Entries from the layout dataset:
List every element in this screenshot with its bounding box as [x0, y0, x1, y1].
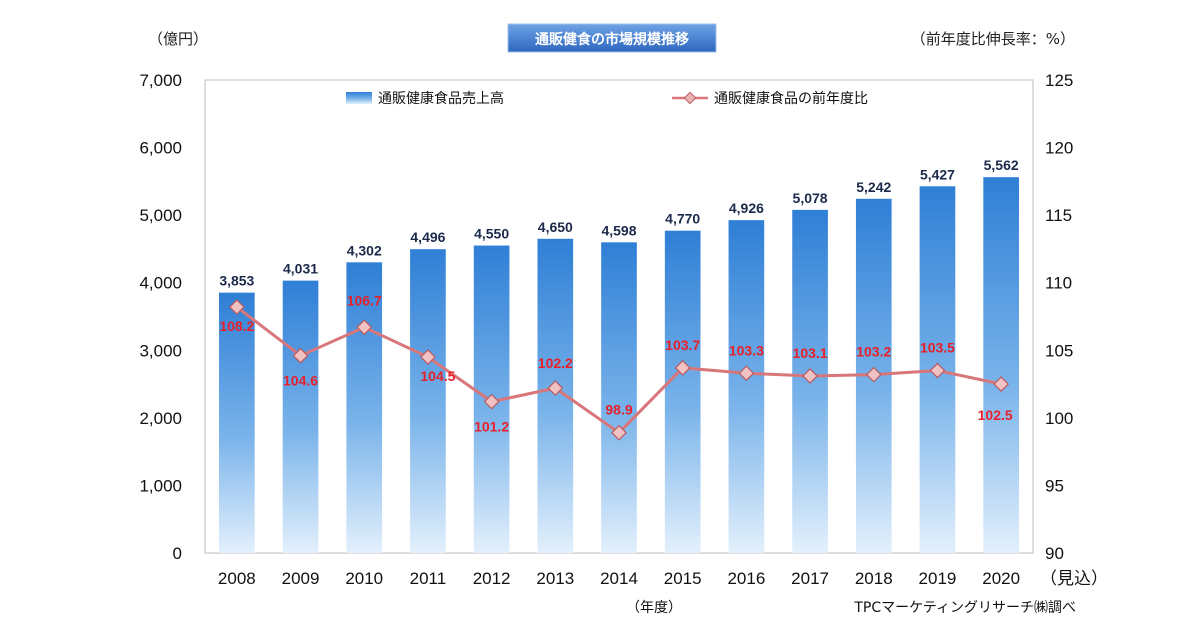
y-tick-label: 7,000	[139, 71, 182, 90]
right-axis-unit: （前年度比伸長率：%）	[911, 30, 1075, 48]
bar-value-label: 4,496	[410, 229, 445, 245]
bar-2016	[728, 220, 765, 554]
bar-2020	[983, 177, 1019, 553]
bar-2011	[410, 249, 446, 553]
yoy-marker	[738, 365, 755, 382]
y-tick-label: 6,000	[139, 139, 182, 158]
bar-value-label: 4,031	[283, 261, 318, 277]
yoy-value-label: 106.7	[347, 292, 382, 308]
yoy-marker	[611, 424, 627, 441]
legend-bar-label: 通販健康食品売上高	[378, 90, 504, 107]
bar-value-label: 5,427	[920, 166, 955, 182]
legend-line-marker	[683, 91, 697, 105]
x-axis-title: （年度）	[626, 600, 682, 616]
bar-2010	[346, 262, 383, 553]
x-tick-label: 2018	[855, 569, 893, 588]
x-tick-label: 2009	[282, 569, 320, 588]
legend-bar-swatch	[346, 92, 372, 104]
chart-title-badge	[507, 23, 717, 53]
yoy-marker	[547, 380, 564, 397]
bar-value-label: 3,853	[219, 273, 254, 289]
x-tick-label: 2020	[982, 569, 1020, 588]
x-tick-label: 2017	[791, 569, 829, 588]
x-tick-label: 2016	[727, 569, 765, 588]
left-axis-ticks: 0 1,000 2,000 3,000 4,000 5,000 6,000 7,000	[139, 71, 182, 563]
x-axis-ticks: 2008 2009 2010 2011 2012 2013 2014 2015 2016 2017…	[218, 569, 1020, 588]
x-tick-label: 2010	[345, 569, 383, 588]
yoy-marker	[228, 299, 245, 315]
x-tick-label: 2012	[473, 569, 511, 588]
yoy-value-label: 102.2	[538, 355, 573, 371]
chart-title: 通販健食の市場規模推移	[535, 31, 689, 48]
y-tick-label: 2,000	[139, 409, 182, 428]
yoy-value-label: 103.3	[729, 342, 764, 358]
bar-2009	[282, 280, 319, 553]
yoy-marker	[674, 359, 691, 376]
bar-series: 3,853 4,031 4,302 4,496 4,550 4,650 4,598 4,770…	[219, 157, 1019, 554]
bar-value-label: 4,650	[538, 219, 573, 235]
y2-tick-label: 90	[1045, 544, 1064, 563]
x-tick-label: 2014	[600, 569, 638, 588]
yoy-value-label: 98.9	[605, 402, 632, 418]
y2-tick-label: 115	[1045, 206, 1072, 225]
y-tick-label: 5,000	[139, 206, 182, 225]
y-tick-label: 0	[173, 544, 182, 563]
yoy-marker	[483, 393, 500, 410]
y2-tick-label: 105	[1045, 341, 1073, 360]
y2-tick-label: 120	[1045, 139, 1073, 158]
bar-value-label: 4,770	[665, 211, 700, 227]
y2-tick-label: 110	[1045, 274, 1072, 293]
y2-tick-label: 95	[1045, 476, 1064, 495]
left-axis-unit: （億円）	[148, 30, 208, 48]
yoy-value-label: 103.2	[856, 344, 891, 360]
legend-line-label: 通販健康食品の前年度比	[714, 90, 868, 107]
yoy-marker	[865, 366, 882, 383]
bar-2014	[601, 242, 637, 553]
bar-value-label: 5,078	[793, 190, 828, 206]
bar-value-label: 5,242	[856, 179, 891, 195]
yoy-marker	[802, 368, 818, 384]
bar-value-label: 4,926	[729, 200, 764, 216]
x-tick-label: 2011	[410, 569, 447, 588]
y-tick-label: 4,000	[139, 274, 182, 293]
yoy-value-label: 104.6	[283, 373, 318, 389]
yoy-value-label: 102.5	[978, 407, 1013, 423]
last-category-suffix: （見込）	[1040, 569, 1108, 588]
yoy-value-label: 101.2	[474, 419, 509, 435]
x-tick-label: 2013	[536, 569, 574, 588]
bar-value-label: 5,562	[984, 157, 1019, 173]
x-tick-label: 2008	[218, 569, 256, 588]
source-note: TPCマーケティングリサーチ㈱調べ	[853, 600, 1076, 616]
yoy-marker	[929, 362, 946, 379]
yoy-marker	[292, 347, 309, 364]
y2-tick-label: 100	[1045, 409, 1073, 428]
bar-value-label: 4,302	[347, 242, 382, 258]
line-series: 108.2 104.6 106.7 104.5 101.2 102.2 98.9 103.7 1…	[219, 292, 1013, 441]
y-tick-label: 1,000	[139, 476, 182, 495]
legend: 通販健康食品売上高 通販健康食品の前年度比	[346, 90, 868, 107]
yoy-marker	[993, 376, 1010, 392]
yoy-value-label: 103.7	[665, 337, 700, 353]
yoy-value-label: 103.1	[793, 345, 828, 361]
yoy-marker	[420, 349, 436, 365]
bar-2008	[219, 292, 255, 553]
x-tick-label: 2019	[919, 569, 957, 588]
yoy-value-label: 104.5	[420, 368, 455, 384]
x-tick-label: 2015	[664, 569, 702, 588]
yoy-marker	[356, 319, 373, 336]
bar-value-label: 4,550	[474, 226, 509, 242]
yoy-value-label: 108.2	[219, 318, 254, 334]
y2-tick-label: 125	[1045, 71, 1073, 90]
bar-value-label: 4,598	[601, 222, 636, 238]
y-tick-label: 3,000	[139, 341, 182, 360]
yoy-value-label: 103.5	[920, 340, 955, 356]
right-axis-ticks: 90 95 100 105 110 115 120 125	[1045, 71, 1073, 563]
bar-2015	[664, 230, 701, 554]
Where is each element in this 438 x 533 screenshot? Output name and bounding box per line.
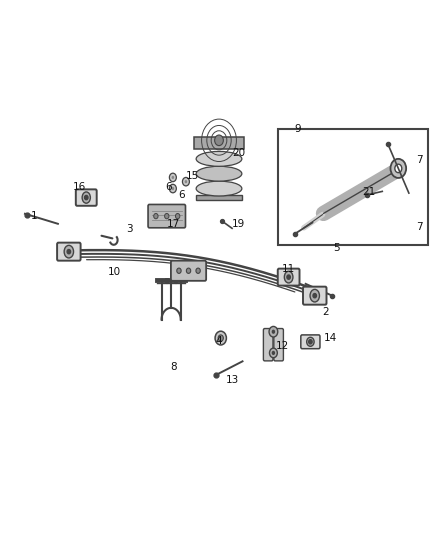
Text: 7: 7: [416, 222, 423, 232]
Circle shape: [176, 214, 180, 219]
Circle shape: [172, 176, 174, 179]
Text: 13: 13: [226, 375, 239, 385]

Task:
Please return every one of the lines above word for word, leaving out the pictures.

Result of the exercise:
List every element in this screenshot with its bounding box as [x0, y0, x1, y1].
y-tick-label: 7,000	[139, 71, 182, 90]
right-axis-unit: （前年度比伸長率：%）	[911, 30, 1075, 48]
bar-value-label: 4,496	[410, 229, 445, 245]
bar-2016	[728, 220, 765, 554]
bar-2020	[983, 177, 1019, 553]
bar-2011	[410, 249, 446, 553]
yoy-marker	[738, 365, 755, 382]
y-tick-label: 6,000	[139, 139, 182, 158]
bar-value-label: 4,031	[283, 261, 318, 277]
yoy-value-label: 106.7	[347, 292, 382, 308]
yoy-marker	[611, 424, 627, 441]
legend-bar-label: 通販健康食品売上高	[378, 90, 504, 107]
bar-value-label: 5,427	[920, 166, 955, 182]
legend-line-marker	[683, 91, 697, 105]
x-axis-title: （年度）	[626, 600, 682, 616]
bar-2010	[346, 262, 383, 553]
x-tick-label: 2018	[855, 569, 893, 588]
x-tick-label: 2009	[282, 569, 320, 588]
legend-bar-swatch	[346, 92, 372, 104]
chart-title-badge	[507, 23, 717, 53]
yoy-marker	[547, 380, 564, 397]
bar-value-label: 3,853	[219, 273, 254, 289]
x-tick-label: 2020	[982, 569, 1020, 588]
x-tick-label: 2017	[791, 569, 829, 588]
x-tick-label: 2016	[727, 569, 765, 588]
left-axis-ticks: 0 1,000 2,000 3,000 4,000 5,000 6,000 7,000	[139, 71, 182, 563]
x-axis-ticks: 2008 2009 2010 2011 2012 2013 2014 2015 2016 2017…	[218, 569, 1020, 588]
x-tick-label: 2010	[345, 569, 383, 588]
yoy-marker	[228, 299, 245, 315]
x-tick-label: 2012	[473, 569, 511, 588]
yoy-value-label: 102.2	[538, 355, 573, 371]
chart-title: 通販健食の市場規模推移	[535, 31, 689, 48]
y-tick-label: 2,000	[139, 409, 182, 428]
yoy-value-label: 103.3	[729, 342, 764, 358]
bar-2009	[282, 280, 319, 553]
yoy-marker	[674, 359, 691, 376]
bar-series: 3,853 4,031 4,302 4,496 4,550 4,650 4,598 4,770…	[219, 157, 1019, 554]
bar-value-label: 4,650	[538, 219, 573, 235]
y2-tick-label: 90	[1045, 544, 1064, 563]
x-tick-label: 2014	[600, 569, 638, 588]
yoy-value-label: 98.9	[605, 402, 632, 418]
y2-tick-label: 115	[1045, 206, 1072, 225]
y-tick-label: 5,000	[139, 206, 182, 225]
y-tick-label: 0	[173, 544, 182, 563]
yoy-marker	[483, 393, 500, 410]
y2-tick-label: 105	[1045, 341, 1073, 360]
y2-tick-label: 120	[1045, 139, 1073, 158]
bar-value-label: 4,770	[665, 211, 700, 227]
y2-tick-label: 110	[1045, 274, 1072, 293]
y2-tick-label: 95	[1045, 476, 1064, 495]
left-axis-unit: （億円）	[148, 30, 208, 48]
yoy-value-label: 103.2	[856, 344, 891, 360]
legend-line-label: 通販健康食品の前年度比	[714, 90, 868, 107]
yoy-marker	[865, 366, 882, 383]
bar-2014	[601, 242, 637, 553]
bar-value-label: 5,078	[793, 190, 828, 206]
bar-value-label: 5,242	[856, 179, 891, 195]
yoy-marker	[802, 368, 818, 384]
bar-value-label: 4,926	[729, 200, 764, 216]
x-tick-label: 2011	[410, 569, 447, 588]
y-tick-label: 4,000	[139, 274, 182, 293]
yoy-value-label: 104.6	[283, 373, 318, 389]
yoy-value-label: 102.5	[978, 407, 1013, 423]
last-category-suffix: （見込）	[1040, 569, 1108, 588]
yoy-value-label: 101.2	[474, 419, 509, 435]
x-tick-label: 2013	[536, 569, 574, 588]
bar-value-label: 5,562	[984, 157, 1019, 173]
x-tick-label: 2008	[218, 569, 256, 588]
source-note: TPCマーケティングリサーチ㈱調べ	[853, 600, 1076, 616]
yoy-marker	[929, 362, 946, 379]
yoy-marker	[292, 347, 309, 364]
y2-tick-label: 100	[1045, 409, 1073, 428]
bar-value-label: 4,302	[347, 242, 382, 258]
line-series: 108.2 104.6 106.7 104.5 101.2 102.2 98.9 103.7 1…	[219, 292, 1013, 441]
y-tick-label: 1,000	[139, 476, 182, 495]
legend: 通販健康食品売上高 通販健康食品の前年度比	[346, 90, 868, 107]
yoy-marker	[993, 376, 1010, 392]
yoy-value-label: 103.7	[665, 337, 700, 353]
yoy-value-label: 103.1	[793, 345, 828, 361]
yoy-marker	[420, 349, 436, 365]
bar-2008	[219, 292, 255, 553]
x-tick-label: 2019	[919, 569, 957, 588]
yoy-value-label: 104.5	[420, 368, 455, 384]
x-tick-label: 2015	[664, 569, 702, 588]
yoy-marker	[356, 319, 373, 336]
bar-value-label: 4,550	[474, 226, 509, 242]
yoy-value-label: 108.2	[219, 318, 254, 334]
y2-tick-label: 125	[1045, 71, 1073, 90]
bar-value-label: 4,598	[601, 222, 636, 238]
y-tick-label: 3,000	[139, 341, 182, 360]
yoy-value-label: 103.5	[920, 340, 955, 356]
right-axis-ticks: 90 95 100 105 110 115 120 125	[1045, 71, 1073, 563]
bar-2015	[664, 230, 701, 554]
Where is each element in this 438 x 533 screenshot? Output name and bounding box per line.
Text: 7: 7: [416, 222, 423, 232]
Circle shape: [176, 214, 180, 219]
Circle shape: [172, 176, 174, 179]
Text: 13: 13: [226, 375, 239, 385]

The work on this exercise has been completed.